Task to complete:
Return each line holding the string "merupakan".

Supplied material:
^^^^^^^^^^^^^^^^
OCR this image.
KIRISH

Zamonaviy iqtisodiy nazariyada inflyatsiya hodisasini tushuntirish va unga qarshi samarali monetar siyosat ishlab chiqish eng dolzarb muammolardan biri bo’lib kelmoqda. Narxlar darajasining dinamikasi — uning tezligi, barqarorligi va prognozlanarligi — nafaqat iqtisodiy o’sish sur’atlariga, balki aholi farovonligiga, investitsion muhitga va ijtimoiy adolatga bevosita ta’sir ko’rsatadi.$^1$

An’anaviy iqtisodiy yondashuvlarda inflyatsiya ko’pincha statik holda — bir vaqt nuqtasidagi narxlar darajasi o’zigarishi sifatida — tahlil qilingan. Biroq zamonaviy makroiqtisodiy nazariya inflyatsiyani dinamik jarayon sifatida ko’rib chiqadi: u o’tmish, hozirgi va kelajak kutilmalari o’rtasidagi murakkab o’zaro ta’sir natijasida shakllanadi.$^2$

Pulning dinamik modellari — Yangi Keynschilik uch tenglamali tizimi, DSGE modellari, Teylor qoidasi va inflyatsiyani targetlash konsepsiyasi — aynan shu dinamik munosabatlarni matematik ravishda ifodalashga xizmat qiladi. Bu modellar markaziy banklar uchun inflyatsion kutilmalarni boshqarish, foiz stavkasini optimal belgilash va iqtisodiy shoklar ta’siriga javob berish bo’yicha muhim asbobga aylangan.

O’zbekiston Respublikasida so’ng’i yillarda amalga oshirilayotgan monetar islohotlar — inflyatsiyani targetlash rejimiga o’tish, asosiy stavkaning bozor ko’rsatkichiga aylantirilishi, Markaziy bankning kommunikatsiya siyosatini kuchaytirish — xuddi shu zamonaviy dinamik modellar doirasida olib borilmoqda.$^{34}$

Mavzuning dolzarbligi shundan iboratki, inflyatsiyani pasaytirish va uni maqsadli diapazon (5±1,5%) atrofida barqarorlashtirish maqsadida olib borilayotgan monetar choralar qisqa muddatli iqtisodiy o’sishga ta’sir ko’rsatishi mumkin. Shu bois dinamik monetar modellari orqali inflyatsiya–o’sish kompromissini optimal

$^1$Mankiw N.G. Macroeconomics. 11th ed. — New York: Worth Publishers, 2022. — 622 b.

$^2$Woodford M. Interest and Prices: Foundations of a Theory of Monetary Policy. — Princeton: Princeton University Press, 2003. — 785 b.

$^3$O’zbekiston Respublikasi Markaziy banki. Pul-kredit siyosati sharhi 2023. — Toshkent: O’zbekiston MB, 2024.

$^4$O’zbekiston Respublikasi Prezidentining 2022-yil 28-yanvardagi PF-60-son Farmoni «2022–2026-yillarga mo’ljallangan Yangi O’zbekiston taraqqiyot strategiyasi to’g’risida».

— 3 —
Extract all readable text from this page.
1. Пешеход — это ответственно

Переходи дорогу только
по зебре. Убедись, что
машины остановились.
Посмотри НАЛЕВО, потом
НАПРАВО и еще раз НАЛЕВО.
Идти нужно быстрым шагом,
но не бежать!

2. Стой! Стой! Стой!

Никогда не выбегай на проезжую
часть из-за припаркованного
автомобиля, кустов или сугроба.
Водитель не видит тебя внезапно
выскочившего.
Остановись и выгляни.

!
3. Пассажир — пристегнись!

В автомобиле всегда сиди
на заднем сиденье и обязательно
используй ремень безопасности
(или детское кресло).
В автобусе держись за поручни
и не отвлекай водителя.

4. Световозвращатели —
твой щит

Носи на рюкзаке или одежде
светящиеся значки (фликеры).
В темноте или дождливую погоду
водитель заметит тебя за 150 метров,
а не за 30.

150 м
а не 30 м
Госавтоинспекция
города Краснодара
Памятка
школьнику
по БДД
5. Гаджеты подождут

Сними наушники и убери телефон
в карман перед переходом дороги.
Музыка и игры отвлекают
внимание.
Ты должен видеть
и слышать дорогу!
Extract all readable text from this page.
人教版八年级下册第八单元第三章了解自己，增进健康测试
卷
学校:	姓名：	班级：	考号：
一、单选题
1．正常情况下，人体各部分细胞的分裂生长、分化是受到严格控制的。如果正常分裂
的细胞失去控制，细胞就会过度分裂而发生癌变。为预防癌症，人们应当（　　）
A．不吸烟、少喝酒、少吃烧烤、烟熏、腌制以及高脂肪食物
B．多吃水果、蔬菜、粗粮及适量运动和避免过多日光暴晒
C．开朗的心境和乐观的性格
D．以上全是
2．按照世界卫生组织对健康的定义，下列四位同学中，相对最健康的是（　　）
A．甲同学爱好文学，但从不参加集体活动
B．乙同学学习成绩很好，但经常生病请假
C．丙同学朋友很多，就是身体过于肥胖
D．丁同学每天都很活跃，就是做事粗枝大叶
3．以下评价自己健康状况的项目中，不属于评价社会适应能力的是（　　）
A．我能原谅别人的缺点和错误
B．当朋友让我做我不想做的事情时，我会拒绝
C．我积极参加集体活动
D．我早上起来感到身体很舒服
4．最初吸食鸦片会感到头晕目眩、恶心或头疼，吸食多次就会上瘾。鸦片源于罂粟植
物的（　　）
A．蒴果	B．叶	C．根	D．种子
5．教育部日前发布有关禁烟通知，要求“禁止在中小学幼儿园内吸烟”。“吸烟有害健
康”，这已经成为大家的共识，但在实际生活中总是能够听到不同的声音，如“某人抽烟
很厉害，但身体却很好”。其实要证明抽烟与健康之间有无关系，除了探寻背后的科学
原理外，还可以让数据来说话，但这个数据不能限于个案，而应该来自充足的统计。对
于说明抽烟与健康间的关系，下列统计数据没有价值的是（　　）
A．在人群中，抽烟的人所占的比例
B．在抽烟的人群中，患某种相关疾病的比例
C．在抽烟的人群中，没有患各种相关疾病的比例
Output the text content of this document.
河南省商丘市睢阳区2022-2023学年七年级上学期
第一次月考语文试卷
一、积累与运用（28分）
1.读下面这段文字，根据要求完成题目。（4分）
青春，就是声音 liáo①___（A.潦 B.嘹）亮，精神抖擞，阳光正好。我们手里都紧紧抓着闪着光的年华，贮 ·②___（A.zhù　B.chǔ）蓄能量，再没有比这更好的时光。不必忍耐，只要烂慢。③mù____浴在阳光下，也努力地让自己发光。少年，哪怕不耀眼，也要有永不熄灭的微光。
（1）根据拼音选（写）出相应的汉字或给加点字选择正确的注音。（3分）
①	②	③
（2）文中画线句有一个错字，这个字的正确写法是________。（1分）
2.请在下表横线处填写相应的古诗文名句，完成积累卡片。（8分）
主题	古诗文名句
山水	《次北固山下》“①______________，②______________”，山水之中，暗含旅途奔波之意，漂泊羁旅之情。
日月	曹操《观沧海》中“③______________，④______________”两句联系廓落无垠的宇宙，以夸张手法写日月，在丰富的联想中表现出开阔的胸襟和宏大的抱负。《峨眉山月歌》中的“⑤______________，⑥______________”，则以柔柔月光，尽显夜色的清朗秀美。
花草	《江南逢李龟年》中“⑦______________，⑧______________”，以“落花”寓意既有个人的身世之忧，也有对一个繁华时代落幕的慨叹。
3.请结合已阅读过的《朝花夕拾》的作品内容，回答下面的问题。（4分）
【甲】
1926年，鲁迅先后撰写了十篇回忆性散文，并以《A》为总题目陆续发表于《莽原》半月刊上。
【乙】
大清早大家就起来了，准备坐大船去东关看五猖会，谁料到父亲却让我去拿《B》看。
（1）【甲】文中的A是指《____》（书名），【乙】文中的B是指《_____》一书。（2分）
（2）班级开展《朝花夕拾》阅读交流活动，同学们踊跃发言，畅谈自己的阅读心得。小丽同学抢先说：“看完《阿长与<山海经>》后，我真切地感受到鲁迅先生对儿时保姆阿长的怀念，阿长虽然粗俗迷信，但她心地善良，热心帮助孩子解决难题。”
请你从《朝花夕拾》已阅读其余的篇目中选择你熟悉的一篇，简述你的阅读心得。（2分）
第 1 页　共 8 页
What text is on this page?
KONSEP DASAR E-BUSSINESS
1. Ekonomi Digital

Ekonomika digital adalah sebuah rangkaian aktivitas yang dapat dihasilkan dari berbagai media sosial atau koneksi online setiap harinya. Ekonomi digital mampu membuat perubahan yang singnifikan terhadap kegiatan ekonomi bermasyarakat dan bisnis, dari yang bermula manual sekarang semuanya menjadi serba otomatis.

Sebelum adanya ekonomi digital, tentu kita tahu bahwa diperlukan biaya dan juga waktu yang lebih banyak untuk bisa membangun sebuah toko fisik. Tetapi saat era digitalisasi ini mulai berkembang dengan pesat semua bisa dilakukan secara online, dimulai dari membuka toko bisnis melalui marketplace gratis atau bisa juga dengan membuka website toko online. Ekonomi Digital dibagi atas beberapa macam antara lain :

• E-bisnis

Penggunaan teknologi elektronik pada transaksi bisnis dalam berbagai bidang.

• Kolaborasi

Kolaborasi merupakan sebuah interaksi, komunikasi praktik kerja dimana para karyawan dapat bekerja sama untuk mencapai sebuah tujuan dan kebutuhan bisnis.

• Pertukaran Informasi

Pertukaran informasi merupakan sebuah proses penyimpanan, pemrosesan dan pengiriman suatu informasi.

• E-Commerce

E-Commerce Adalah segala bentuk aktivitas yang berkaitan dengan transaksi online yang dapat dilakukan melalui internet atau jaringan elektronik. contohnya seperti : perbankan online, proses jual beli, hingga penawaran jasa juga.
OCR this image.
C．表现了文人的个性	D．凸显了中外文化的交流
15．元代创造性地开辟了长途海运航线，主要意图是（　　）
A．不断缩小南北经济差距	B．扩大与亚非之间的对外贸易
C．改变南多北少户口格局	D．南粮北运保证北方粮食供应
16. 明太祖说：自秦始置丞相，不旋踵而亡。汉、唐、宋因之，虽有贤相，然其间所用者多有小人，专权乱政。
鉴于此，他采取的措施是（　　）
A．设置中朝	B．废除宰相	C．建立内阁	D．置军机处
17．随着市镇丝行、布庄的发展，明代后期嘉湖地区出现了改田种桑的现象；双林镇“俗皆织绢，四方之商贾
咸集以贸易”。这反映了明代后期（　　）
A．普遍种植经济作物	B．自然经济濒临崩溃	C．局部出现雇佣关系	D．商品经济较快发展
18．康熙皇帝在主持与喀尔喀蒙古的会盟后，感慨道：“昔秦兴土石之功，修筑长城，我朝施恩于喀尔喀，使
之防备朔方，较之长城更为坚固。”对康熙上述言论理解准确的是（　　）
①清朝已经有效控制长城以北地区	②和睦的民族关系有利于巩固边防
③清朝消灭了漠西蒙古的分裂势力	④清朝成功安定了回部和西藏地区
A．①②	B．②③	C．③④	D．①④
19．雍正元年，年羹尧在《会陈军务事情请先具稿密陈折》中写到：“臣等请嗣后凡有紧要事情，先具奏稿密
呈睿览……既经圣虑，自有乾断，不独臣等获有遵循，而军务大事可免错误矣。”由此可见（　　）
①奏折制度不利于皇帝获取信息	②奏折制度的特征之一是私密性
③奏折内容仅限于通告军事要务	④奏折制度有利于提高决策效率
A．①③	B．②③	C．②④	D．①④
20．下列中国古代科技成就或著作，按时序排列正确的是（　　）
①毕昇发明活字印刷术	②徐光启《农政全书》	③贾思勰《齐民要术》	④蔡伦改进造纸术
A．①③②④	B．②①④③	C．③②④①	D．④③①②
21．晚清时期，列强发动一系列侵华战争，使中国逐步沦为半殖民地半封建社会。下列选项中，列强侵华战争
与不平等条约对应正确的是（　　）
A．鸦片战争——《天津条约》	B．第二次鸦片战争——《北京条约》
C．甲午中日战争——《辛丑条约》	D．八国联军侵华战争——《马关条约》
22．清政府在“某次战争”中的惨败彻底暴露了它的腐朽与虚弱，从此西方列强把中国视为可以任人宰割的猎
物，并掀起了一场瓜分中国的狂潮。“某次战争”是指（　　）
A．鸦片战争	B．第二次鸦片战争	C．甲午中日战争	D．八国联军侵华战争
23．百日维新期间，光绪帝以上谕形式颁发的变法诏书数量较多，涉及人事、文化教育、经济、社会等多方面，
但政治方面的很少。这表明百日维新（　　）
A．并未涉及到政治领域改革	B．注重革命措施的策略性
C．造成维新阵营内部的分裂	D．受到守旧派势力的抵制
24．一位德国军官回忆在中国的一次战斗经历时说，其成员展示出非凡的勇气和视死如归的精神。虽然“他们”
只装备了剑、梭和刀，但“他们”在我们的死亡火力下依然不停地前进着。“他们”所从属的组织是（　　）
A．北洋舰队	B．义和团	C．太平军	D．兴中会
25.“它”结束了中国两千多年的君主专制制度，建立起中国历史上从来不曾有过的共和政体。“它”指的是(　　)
^^^^^^^^^^^^^^^^
Exercise solution:
Kolaborasi merupakan sebuah interaksi, komunikasi praktik kerja dimana para karyawan dapat bekerja sama untuk mencapai sebuah tujuan dan kebutuhan bisnis.
Pertukaran informasi merupakan sebuah proses penyimpanan, pemrosesan dan pengiriman suatu informasi.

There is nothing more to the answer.